• Task details
Go through the data below. List every line that holds the word "screenshot".

• Given data
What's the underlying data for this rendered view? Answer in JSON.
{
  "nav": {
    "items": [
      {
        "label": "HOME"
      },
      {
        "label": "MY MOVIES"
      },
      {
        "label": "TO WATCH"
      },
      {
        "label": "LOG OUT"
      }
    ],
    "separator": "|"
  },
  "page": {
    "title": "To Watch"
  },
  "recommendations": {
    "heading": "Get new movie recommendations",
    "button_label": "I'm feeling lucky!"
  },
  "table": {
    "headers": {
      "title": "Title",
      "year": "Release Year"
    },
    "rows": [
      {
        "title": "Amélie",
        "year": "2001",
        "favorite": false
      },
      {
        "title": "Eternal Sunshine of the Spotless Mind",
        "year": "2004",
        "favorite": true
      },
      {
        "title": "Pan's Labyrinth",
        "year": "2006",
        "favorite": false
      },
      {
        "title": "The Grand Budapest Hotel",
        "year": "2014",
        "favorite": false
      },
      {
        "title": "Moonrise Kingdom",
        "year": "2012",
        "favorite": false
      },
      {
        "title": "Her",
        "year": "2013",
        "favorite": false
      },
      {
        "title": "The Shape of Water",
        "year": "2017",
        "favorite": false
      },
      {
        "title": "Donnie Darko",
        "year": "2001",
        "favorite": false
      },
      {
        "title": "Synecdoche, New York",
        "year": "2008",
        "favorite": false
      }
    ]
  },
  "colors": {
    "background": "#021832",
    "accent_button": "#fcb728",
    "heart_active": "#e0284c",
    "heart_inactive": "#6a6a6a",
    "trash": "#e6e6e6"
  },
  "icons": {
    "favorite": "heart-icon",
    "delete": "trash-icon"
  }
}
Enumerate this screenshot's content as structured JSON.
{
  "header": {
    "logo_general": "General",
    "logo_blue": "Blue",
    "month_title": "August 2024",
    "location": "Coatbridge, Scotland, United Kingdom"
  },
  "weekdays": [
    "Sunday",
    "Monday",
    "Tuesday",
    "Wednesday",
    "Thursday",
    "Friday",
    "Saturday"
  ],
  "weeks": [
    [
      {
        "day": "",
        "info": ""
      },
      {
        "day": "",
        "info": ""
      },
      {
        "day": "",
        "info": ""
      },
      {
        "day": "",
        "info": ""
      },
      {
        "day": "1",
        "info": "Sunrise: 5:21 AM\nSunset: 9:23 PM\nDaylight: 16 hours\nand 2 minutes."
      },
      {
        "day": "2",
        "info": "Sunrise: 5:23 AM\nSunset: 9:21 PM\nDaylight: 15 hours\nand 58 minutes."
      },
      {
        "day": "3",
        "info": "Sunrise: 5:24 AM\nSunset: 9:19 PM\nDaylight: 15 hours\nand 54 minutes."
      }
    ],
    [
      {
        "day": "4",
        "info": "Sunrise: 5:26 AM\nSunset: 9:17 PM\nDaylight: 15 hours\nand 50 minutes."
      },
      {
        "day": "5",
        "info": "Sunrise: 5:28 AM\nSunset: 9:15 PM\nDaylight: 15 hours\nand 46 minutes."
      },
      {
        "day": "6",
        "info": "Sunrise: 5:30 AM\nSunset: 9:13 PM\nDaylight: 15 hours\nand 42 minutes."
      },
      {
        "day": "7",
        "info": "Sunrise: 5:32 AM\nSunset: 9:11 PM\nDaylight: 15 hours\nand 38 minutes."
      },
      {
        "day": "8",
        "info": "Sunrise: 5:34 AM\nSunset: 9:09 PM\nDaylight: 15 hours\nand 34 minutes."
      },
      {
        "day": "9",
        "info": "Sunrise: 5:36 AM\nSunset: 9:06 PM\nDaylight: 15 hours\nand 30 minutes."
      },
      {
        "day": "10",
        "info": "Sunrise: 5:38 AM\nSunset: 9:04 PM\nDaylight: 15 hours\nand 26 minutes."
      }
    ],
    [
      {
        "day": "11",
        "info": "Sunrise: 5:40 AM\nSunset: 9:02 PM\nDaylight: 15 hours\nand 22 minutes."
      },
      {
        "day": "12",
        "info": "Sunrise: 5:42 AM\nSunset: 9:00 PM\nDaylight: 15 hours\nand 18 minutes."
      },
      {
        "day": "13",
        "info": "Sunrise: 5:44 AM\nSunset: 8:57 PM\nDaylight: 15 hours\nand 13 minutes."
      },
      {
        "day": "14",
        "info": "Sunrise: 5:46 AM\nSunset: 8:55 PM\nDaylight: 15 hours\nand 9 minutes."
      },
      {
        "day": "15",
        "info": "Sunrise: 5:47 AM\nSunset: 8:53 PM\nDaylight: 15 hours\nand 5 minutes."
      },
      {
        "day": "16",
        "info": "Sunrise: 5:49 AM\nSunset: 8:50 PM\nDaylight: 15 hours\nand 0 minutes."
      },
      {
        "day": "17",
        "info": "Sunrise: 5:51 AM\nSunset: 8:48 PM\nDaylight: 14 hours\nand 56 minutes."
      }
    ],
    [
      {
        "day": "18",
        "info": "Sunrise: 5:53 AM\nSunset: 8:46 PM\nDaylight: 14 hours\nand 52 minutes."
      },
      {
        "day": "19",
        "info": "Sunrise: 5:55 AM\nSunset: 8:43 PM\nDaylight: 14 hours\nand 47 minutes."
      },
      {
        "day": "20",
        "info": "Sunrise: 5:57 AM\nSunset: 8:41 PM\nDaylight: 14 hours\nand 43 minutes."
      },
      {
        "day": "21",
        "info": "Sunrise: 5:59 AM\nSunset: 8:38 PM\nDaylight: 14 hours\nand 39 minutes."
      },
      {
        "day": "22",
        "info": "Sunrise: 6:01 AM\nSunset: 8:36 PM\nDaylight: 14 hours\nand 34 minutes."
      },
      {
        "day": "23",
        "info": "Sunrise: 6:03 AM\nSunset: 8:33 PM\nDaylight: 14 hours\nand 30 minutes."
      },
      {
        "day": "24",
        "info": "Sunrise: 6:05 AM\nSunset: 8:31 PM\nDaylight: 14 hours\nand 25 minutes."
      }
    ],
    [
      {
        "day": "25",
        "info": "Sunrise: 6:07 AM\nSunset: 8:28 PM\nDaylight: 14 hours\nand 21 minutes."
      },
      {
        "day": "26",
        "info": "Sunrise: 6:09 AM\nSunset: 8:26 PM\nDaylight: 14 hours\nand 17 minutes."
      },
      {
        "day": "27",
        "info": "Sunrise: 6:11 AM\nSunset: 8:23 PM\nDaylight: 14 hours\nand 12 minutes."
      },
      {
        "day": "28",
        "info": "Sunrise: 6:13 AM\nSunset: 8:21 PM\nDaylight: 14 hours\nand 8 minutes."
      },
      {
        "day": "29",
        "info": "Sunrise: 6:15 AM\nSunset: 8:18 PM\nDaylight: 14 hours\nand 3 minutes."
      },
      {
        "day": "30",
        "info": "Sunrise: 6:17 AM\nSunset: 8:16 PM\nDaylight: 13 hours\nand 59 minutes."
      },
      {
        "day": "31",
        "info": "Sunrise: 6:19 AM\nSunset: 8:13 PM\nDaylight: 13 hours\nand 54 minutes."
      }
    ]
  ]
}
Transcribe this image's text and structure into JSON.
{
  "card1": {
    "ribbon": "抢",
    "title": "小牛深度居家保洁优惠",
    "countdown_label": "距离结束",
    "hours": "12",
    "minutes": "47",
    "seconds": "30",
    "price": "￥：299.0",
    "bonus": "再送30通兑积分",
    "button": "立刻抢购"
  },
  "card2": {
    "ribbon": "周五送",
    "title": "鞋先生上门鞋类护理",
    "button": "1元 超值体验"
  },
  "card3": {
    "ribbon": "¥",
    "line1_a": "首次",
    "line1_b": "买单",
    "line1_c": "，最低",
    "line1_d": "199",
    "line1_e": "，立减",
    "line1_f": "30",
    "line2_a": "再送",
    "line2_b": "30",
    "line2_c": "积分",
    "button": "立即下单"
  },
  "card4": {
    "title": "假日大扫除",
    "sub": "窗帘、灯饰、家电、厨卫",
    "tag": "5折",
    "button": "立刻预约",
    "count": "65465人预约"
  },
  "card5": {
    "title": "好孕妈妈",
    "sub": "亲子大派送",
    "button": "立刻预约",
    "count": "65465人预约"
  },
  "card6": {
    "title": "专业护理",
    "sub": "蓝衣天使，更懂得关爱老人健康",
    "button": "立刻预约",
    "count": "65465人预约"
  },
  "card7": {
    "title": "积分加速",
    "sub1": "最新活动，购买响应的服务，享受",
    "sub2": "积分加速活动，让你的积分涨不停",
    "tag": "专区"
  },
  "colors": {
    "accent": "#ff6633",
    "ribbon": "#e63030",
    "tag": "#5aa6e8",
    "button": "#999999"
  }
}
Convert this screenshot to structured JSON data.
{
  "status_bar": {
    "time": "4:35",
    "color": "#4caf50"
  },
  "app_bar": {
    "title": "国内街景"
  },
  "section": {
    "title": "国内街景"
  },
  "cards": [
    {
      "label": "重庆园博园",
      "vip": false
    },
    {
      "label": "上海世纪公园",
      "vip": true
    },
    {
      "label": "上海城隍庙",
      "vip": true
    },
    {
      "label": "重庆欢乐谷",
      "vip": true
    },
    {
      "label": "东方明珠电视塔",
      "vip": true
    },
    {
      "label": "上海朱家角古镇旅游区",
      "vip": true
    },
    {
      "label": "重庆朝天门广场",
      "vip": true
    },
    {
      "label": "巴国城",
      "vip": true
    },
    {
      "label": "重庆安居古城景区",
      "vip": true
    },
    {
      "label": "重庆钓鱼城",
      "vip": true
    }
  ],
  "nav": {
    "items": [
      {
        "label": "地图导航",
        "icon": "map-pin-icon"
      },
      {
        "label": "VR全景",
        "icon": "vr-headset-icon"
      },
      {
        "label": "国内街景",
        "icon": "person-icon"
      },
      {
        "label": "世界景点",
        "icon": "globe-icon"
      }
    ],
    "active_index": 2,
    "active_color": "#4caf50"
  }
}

• Finished answer
Enumerate this screenshot's content as structured JSON.
Convert this screenshot to structured JSON data.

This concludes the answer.